### Required tasks
1. Please rewrite the paragraph of the PAA financing excerpt that begins "In April 1999, PAA signed" as a short bulleted list that keeps its main facts.
2. According to the PAA financing excerpt, when does the revolving credit facility mature?
3. Carry the PAA financing excerpt forward from its final sentence.

### Page excerpt
┌──

Borrowings under the term loan bear interest at LIBOR plus 3% and under the
revolving credit facility at LIBOR plus 2.75%. A commitment fee equal to one-
half of one percent per year is charged on the unused portion of the revolving
credit facility. The term loan matures in May 2004 and the revolving credit
facility matures in May 2002. No principal payment is scheduled for amortization
prior to maturity.

In April 1999, PAA signed a definitive agreement to acquire a West Texas
crude oil pipeline and gathering system from Chevron Pipe Line Company for
approximately $40 million (the "Chevron Asset Acquisition"). Principal assets to
be acquired include approximately 400 miles of crude oil transmission lines,
associated gathering and lateral lines and three million barrels of crude oil
storage and terminalling capacity in Crane, Ector, Midland, Upton, Ward and
Winkler Counties, Texas. Closing of the transaction is subject to regulatory
review and approval, consents from third parties, and customary due diligence.
Subject to satisfaction of the foregoing conditions, the transaction is expected
to close early in the third quarter of 1999.  It is anticipated that the Chevron
Asset Acquisition will be made by Plains Scurlock, with financing provided by
the Plains Scurlock Credit Facility.

└──

### Items

┌──

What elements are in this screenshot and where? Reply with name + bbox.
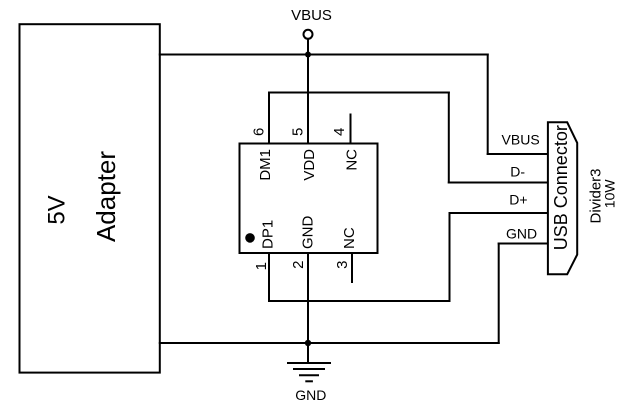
svg-text:3: 3 bbox=[334, 261, 351, 269]
wire DP1 net right vertical bbox=[449, 213, 451, 301]
junction VBUS rail bbox=[305, 52, 311, 58]
wire adapter output to VBUS rail (horizontal top) bbox=[160, 54, 488, 56]
svg-text:GND: GND bbox=[506, 226, 537, 242]
svg-text:DM1: DM1 bbox=[257, 149, 274, 181]
adapter box (5V adapter) bbox=[20, 24, 160, 372]
svg-text:2: 2 bbox=[290, 261, 307, 269]
wire VBUS terminal to IC pin 5 (vertical) bbox=[307, 39, 309, 144]
ground symbol bar 1 bbox=[288, 362, 330, 364]
wire adapter return to GND net horizontal bbox=[160, 342, 499, 344]
svg-text:GND: GND bbox=[295, 387, 326, 403]
wire DM1 net top horizontal bbox=[269, 92, 449, 94]
USB connector body bbox=[548, 122, 577, 274]
svg-text:4: 4 bbox=[331, 128, 348, 136]
svg-text:D-: D- bbox=[510, 164, 525, 180]
pin 4 stub NC bbox=[350, 115, 352, 144]
ground symbol bar 4 bbox=[306, 380, 312, 382]
svg-text:D+: D+ bbox=[509, 192, 527, 208]
svg-text:1: 1 bbox=[253, 262, 270, 270]
wire DM1 net right vertical bbox=[448, 93, 450, 183]
svg-text:NC: NC bbox=[344, 149, 361, 171]
svg-text:NC: NC bbox=[341, 227, 358, 249]
ground symbol bar 2 bbox=[294, 368, 324, 370]
svg-text:DP1: DP1 bbox=[260, 220, 277, 249]
IC box (USB device) bbox=[240, 144, 378, 254]
wire VBUS into USB connector pin bbox=[488, 153, 548, 155]
wire GND into USB connector bbox=[499, 243, 548, 245]
wire VBUS rail right vertical drop bbox=[487, 55, 489, 155]
svg-text:VBUS: VBUS bbox=[291, 7, 332, 24]
svg-text:USB Connector: USB Connector bbox=[551, 125, 571, 250]
ground symbol bar 3 bbox=[300, 374, 318, 376]
junction GND net bbox=[305, 340, 311, 346]
wire D- into USB connector bbox=[449, 182, 548, 184]
svg-text:10W: 10W bbox=[602, 179, 618, 209]
svg-text:Adapter: Adapter bbox=[91, 151, 121, 242]
svg-text:5: 5 bbox=[290, 128, 307, 136]
pin 6 stub DM1 bbox=[268, 93, 270, 144]
svg-text:6: 6 bbox=[251, 128, 268, 136]
svg-text:5V: 5V bbox=[44, 195, 71, 224]
pin 2 stub GND vertical to ground bbox=[307, 253, 309, 363]
pin 1 marker dot bbox=[245, 233, 255, 243]
pin 1 stub DP1 bbox=[268, 253, 270, 301]
svg-text:VBUS: VBUS bbox=[502, 132, 540, 148]
pin 3 stub NC bbox=[351, 253, 353, 282]
svg-text:VDD: VDD bbox=[301, 149, 318, 181]
terminal VBUS open circle bbox=[304, 30, 313, 39]
svg-text:GND: GND bbox=[300, 216, 317, 250]
wire DP1 net bottom horizontal bbox=[269, 300, 450, 302]
wire D+ into USB connector bbox=[450, 212, 548, 214]
wire GND net right vertical bbox=[498, 244, 500, 344]
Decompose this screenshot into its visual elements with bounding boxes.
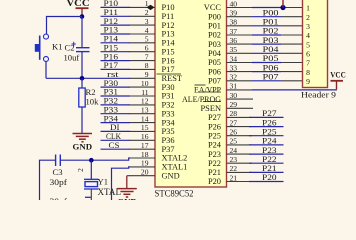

└──

### Outputs
1.
- April 1999: PAA signed a definitive agreement to buy a West Texas crude oil pipeline and gathering system from Chevron Pipe Line Company for about $40 million (the "Chevron Asset Acquisition").
- Assets: about 400 miles of crude oil transmission lines, associated gathering and lateral lines, and three million barrels of crude oil storage and terminalling capacity in Crane, Ector, Midland, Upton, Ward and Winkler Counties, Texas.
- Conditions: regulatory review and approval, third-party consents, and customary due diligence.
- Expected closing: early in the third quarter of 1999, if the conditions are met.
- Buyer and financing: expected to be Plains Scurlock, funded by the Plains Scurlock Credit Facility.

2. May 2002.

3.
Chevron will continue transporting crude oil through the pipeline under a
contractual arrangement. PAA will also enter into a five-year contractual
arrangement to sell up to 30,000 barrels of crude oil per day at market prices
to another Chevron entity. Such arrangement may be extended by Chevron for up to
five additional years. The system is currently moving an aggregate of
approximately 98,000 barrels of crude oil per day under various gathering and
transportation arrangements.

PAA Distributions

PAA will distribute 100% of its Available Cash within 45 days after the end of
each quarter to Unitholders of record and to the General Partner. Available Cash
is generally defined as all cash and cash equivalents of PAA on hand at the end
of each quarter less reserves established by the General Partner for future
requirements. Distributions of Available Cash to holders of Subordinated Units
are subject to the prior rights of holders of Common Units to receive the
minimum quarterly distribution ("MQD") for each quarter during the subordination
period (which will not end earlier than December 31, 2003) and to receive any
arrearages in the distribution of the MQD on the Common Units for the prior
quarters during the subordination period. The MQD is $0.45 per unit ($1.80 per
unit on an annual basis). Approximately 10 million of the 17 million Units held
by PAAI are Subordinated Units. Upon expiration of the Subordination Period, all
Subordinated Units will be converted on a one-for-one basis into Common Units
and will participate pro rata with all other Common Units in future
distributions of Available Cash. Under certain circumstances, up to 50% of the
Subordinated Units may convert into Common Units prior to the expiration of the
Subordination Period. Common Units will not accrue arrearages with respect to
distributions for any quarter after the Subordination Period and Subordinated
Units will not accrue any arrearages with respect to distributions for any
quarter.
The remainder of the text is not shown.